Extracted data entries
** Start **
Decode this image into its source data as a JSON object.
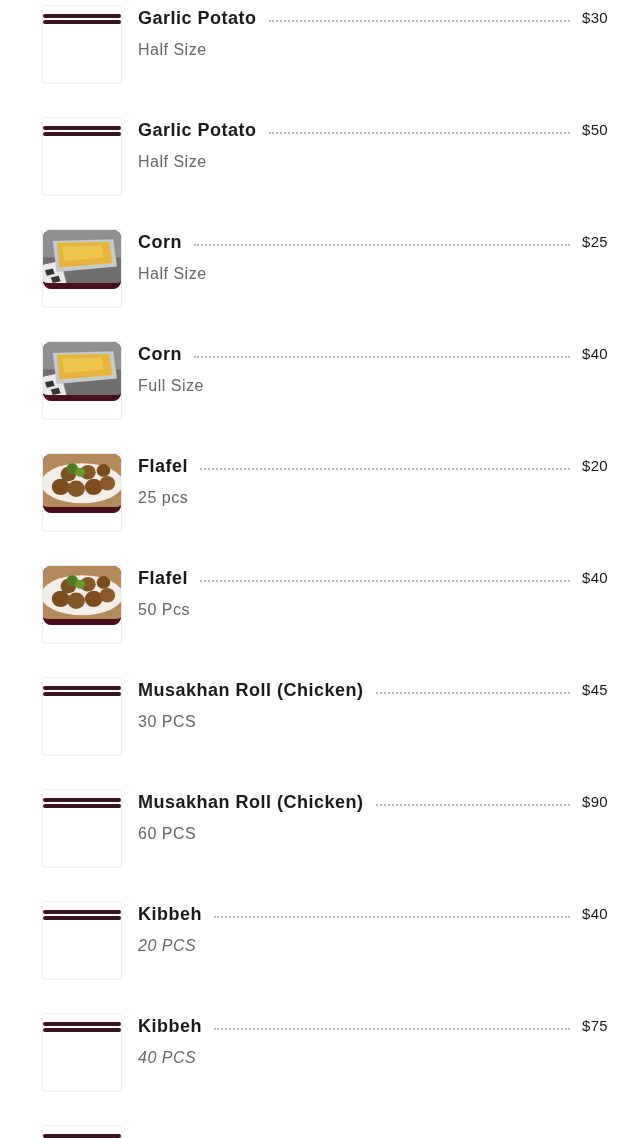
{
  "menu_items": [
    {
      "title": "Garlic Potato",
      "description": "Half Size",
      "italic": false,
      "price": "$30",
      "thumbnail": {
        "kind": "placeholder"
      }
    },
    {
      "title": "Garlic Potato",
      "description": "Half Size",
      "italic": false,
      "price": "$50",
      "thumbnail": {
        "kind": "placeholder"
      }
    },
    {
      "title": "Corn",
      "description": "Half Size",
      "italic": false,
      "price": "$25"
    },
    {
      "title": "Corn",
      "description": "Full Size",
      "italic": false,
      "price": "$40"
    },
    {
      "title": "Flafel",
      "description": "25 pcs",
      "italic": false,
      "price": "$20"
    },
    {
      "title": "Flafel",
      "description": "50 Pcs",
      "italic": false,
      "price": "$40"
    },
    {
      "title": "Musakhan Roll (Chicken)",
      "description": "30 PCS",
      "italic": false,
      "price": "$45",
      "thumbnail": {
        "kind": "placeholder"
      }
    },
    {
      "title": "Musakhan Roll (Chicken)",
      "description": "60 PCS",
      "italic": false,
      "price": "$90",
      "thumbnail": {
        "kind": "placeholder"
      }
    },
    {
      "title": "Kibbeh",
      "description": "20 PCS",
      "italic": true,
      "price": "$40",
      "thumbnail": {
        "kind": "placeholder"
      }
    },
    {
      "title": "Kibbeh",
      "description": "40 PCS",
      "italic": true,
      "price": "$75",
      "thumbnail": {
        "kind": "placeholder"
      }
    },
    {
      "thumbnail": {
        "kind": "placeholder"
      }
    }
  ]
}
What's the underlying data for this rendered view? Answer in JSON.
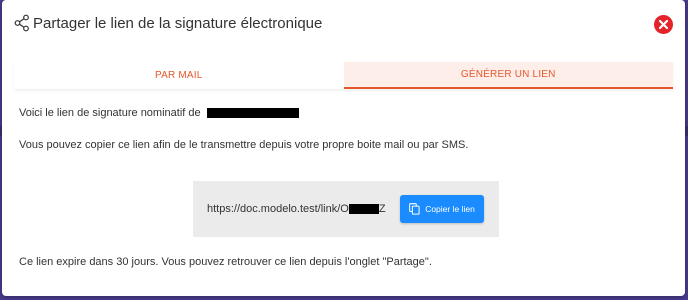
{
  "modal": {
    "title": "Partager le lien de la signature électronique",
    "title_icon": "share-icon",
    "close_icon": "close-icon"
  },
  "tabs": [
    {
      "label": "PAR MAIL",
      "active": false
    },
    {
      "label": "GÉNÉRER UN LIEN",
      "active": true
    }
  ],
  "content": {
    "intro_text": "Voici le lien de signature nominatif de",
    "copy_instructions": "Vous pouvez copier ce lien afin de le transmettre depuis votre propre boite mail ou par SMS.",
    "link_prefix": "https://doc.modelo.test/link/O",
    "link_suffix": "Z",
    "copy_button_label": "Copier le lien",
    "copy_button_icon": "copy-icon",
    "expiry_text": "Ce lien expire dans 30 jours. Vous pouvez retrouver ce lien depuis l'onglet \"Partage\"."
  },
  "colors": {
    "accent": "#e8572b",
    "active_tab_bg": "#fdeee9",
    "button_blue": "#1a8cff",
    "close_red": "#e3242b",
    "backdrop": "#4a3a8c"
  }
}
** End **
▸ Do this
Out of the preceding entries, pull every line containing the string "icon".

▸ Complete answer
    "title_icon": "share-icon",
    "close_icon": "close-icon"
    "copy_button_icon": "copy-icon",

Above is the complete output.